▸ Direction
Reproduce the entries in full, with no changes.

▸ Task data

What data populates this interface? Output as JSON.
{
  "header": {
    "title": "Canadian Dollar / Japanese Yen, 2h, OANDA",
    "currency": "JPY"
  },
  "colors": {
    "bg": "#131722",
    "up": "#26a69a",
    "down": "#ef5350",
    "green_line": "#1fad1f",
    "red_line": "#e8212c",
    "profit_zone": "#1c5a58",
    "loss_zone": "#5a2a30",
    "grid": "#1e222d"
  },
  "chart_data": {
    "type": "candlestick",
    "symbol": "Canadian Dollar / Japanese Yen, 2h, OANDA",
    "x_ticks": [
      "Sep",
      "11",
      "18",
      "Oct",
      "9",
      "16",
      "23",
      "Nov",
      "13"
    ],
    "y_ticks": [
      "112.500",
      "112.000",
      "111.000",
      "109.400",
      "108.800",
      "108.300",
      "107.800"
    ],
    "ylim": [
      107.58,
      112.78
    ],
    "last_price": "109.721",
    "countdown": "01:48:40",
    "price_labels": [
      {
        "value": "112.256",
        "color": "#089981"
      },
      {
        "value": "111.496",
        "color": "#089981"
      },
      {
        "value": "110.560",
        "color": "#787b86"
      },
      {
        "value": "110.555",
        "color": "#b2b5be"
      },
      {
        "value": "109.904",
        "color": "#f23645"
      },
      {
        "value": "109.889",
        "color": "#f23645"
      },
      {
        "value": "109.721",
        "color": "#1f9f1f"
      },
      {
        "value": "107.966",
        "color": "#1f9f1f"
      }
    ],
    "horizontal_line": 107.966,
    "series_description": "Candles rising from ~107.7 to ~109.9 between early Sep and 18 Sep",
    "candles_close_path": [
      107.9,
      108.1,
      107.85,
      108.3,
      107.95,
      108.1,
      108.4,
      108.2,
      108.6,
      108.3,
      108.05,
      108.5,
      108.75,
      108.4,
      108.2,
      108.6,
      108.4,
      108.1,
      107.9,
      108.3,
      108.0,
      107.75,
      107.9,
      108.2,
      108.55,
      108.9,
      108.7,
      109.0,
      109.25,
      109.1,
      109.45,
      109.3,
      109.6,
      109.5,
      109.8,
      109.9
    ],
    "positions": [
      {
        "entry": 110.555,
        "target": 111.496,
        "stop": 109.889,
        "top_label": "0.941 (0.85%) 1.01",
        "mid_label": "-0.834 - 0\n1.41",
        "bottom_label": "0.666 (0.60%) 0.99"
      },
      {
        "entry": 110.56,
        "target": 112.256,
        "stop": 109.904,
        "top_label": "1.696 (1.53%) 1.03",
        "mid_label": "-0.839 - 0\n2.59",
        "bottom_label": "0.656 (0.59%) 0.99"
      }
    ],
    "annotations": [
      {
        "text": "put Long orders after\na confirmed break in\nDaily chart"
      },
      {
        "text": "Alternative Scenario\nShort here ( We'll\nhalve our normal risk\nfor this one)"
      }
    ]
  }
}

▸ Solution to the problem
What data populates this interface? Output as JSON.
{
  "header": {
    "title": "Canadian Dollar / Japanese Yen, 2h, OANDA",
    "currency": "JPY"
  },
  "colors": {
    "bg": "#131722",
    "up": "#26a69a",
    "down": "#ef5350",
    "green_line": "#1fad1f",
    "red_line": "#e8212c",
    "profit_zone": "#1c5a58",
    "loss_zone": "#5a2a30",
    "grid": "#1e222d"
  },
  "chart_data": {
    "type": "candlestick",
    "symbol": "Canadian Dollar / Japanese Yen, 2h, OANDA",
    "x_ticks": [
      "Sep",
      "11",
      "18",
      "Oct",
      "9",
      "16",
      "23",
      "Nov",
      "13"
    ],
    "y_ticks": [
      "112.500",
      "112.000",
      "111.000",
      "109.400",
      "108.800",
      "108.300",
      "107.800"
    ],
    "ylim": [
      107.58,
      112.78
    ],
    "last_price": "109.721",
    "countdown": "01:48:40",
    "price_labels": [
      {
        "value": "112.256",
        "color": "#089981"
      },
      {
        "value": "111.496",
        "color": "#089981"
      },
      {
        "value": "110.560",
        "color": "#787b86"
      },
      {
        "value": "110.555",
        "color": "#b2b5be"
      },
      {
        "value": "109.904",
        "color": "#f23645"
      },
      {
        "value": "109.889",
        "color": "#f23645"
      },
      {
        "value": "109.721",
        "color": "#1f9f1f"
      },
      {
        "value": "107.966",
        "color": "#1f9f1f"
      }
    ],
    "horizontal_line": 107.966,
    "series_description": "Candles rising from ~107.7 to ~109.9 between early Sep and 18 Sep",
    "candles_close_path": [
      107.9,
      108.1,
      107.85,
      108.3,
      107.95,
      108.1,
      108.4,
      108.2,
      108.6,
      108.3,
      108.05,
      108.5,
      108.75,
      108.4,
      108.2,
      108.6,
      108.4,
      108.1,
      107.9,
      108.3,
      108.0,
      107.75,
      107.9,
      108.2,
      108.55,
      108.9,
      108.7,
      109.0,
      109.25,
      109.1,
      109.45,
      109.3,
      109.6,
      109.5,
      109.8,
      109.9
    ],
    "positions": [
      {
        "entry": 110.555,
        "target": 111.496,
        "stop": 109.889,
        "top_label": "0.941 (0.85%) 1.01",
        "mid_label": "-0.834 - 0\n1.41",
        "bottom_label": "0.666 (0.60%) 0.99"
      },
      {
        "entry": 110.56,
        "target": 112.256,
        "stop": 109.904,
        "top_label": "1.696 (1.53%) 1.03",
        "mid_label": "-0.839 - 0\n2.59",
        "bottom_label": "0.656 (0.59%) 0.99"
      }
    ],
    "annotations": [
      {
        "text": "put Long orders after\na confirmed break in\nDaily chart"
      },
      {
        "text": "Alternative Scenario\nShort here ( We'll\nhalve our normal risk\nfor this one)"
      }
    ]
  }
}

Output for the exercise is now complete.